- Task instructions
Write the material out again exactly as it stands.

- Collected data entries
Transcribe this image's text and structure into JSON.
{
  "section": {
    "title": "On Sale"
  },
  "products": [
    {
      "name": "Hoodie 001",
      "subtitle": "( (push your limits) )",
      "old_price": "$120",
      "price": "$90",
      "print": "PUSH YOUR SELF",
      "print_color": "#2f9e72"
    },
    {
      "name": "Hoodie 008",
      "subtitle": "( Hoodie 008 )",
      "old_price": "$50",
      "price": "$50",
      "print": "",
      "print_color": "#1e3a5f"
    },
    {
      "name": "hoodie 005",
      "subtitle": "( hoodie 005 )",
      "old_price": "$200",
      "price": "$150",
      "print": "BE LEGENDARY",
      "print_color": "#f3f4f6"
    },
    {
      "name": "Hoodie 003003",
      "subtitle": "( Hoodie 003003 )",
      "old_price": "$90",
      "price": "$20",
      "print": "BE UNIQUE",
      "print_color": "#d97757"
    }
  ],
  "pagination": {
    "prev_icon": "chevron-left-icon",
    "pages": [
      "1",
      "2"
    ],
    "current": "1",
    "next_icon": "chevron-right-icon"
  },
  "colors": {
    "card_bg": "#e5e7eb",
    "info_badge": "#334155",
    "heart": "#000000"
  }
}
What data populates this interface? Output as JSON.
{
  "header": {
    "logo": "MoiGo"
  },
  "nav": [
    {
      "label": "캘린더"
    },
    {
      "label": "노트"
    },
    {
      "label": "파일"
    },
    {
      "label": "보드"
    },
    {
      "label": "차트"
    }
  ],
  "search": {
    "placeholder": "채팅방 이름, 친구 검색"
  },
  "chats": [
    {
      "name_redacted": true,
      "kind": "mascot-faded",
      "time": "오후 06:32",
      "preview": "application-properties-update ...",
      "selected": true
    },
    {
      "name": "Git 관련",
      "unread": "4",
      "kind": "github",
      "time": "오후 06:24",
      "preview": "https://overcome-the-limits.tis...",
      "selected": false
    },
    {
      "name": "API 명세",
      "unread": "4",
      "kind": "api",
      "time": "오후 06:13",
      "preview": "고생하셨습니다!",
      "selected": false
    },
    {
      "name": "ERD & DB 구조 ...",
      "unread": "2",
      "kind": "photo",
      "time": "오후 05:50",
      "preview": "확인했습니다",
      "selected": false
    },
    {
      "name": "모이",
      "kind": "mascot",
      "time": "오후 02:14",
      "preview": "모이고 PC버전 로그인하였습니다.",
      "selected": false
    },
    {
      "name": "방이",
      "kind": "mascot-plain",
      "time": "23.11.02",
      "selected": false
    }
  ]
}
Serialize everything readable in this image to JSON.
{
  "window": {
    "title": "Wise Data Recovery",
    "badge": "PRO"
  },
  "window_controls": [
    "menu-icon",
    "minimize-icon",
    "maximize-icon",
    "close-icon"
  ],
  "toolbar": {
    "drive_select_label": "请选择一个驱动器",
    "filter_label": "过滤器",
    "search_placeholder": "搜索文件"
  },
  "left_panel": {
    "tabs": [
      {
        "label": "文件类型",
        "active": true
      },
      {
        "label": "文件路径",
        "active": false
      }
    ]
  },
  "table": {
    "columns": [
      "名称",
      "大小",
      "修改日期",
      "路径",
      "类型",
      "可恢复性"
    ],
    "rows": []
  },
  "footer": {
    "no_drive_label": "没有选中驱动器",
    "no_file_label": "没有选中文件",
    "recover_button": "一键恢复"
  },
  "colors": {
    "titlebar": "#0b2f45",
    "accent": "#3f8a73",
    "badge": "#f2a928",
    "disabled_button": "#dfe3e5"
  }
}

- The solution
Transcribe this image's text and structure into JSON.
{
  "section": {
    "title": "On Sale"
  },
  "products": [
    {
      "name": "Hoodie 001",
      "subtitle": "( (push your limits) )",
      "old_price": "$120",
      "price": "$90",
      "print": "PUSH YOUR SELF",
      "print_color": "#2f9e72"
    },
    {
      "name": "Hoodie 008",
      "subtitle": "( Hoodie 008 )",
      "old_price": "$50",
      "price": "$50",
      "print": "",
      "print_color": "#1e3a5f"
    },
    {
      "name": "hoodie 005",
      "subtitle": "( hoodie 005 )",
      "old_price": "$200",
      "price": "$150",
      "print": "BE LEGENDARY",
      "print_color": "#f3f4f6"
    },
    {
      "name": "Hoodie 003003",
      "subtitle": "( Hoodie 003003 )",
      "old_price": "$90",
      "price": "$20",
      "print": "BE UNIQUE",
      "print_color": "#d97757"
    }
  ],
  "pagination": {
    "prev_icon": "chevron-left-icon",
    "pages": [
      "1",
      "2"
    ],
    "current": "1",
    "next_icon": "chevron-right-icon"
  },
  "colors": {
    "card_bg": "#e5e7eb",
    "info_badge": "#334155",
    "heart": "#000000"
  }
}
What data populates this interface? Output as JSON.
{
  "header": {
    "logo": "MoiGo"
  },
  "nav": [
    {
      "label": "캘린더"
    },
    {
      "label": "노트"
    },
    {
      "label": "파일"
    },
    {
      "label": "보드"
    },
    {
      "label": "차트"
    }
  ],
  "search": {
    "placeholder": "채팅방 이름, 친구 검색"
  },
  "chats": [
    {
      "name_redacted": true,
      "kind": "mascot-faded",
      "time": "오후 06:32",
      "preview": "application-properties-update ...",
      "selected": true
    },
    {
      "name": "Git 관련",
      "unread": "4",
      "kind": "github",
      "time": "오후 06:24",
      "preview": "https://overcome-the-limits.tis...",
      "selected": false
    },
    {
      "name": "API 명세",
      "unread": "4",
      "kind": "api",
      "time": "오후 06:13",
      "preview": "고생하셨습니다!",
      "selected": false
    },
    {
      "name": "ERD & DB 구조 ...",
      "unread": "2",
      "kind": "photo",
      "time": "오후 05:50",
      "preview": "확인했습니다",
      "selected": false
    },
    {
      "name": "모이",
      "kind": "mascot",
      "time": "오후 02:14",
      "preview": "모이고 PC버전 로그인하였습니다.",
      "selected": false
    },
    {
      "name": "방이",
      "kind": "mascot-plain",
      "time": "23.11.02",
      "selected": false
    }
  ]
}
Serialize everything readable in this image to JSON.
{
  "window": {
    "title": "Wise Data Recovery",
    "badge": "PRO"
  },
  "window_controls": [
    "menu-icon",
    "minimize-icon",
    "maximize-icon",
    "close-icon"
  ],
  "toolbar": {
    "drive_select_label": "请选择一个驱动器",
    "filter_label": "过滤器",
    "search_placeholder": "搜索文件"
  },
  "left_panel": {
    "tabs": [
      {
        "label": "文件类型",
        "active": true
      },
      {
        "label": "文件路径",
        "active": false
      }
    ]
  },
  "table": {
    "columns": [
      "名称",
      "大小",
      "修改日期",
      "路径",
      "类型",
      "可恢复性"
    ],
    "rows": []
  },
  "footer": {
    "no_drive_label": "没有选中驱动器",
    "no_file_label": "没有选中文件",
    "recover_button": "一键恢复"
  },
  "colors": {
    "titlebar": "#0b2f45",
    "accent": "#3f8a73",
    "badge": "#f2a928",
    "disabled_button": "#dfe3e5"
  }
}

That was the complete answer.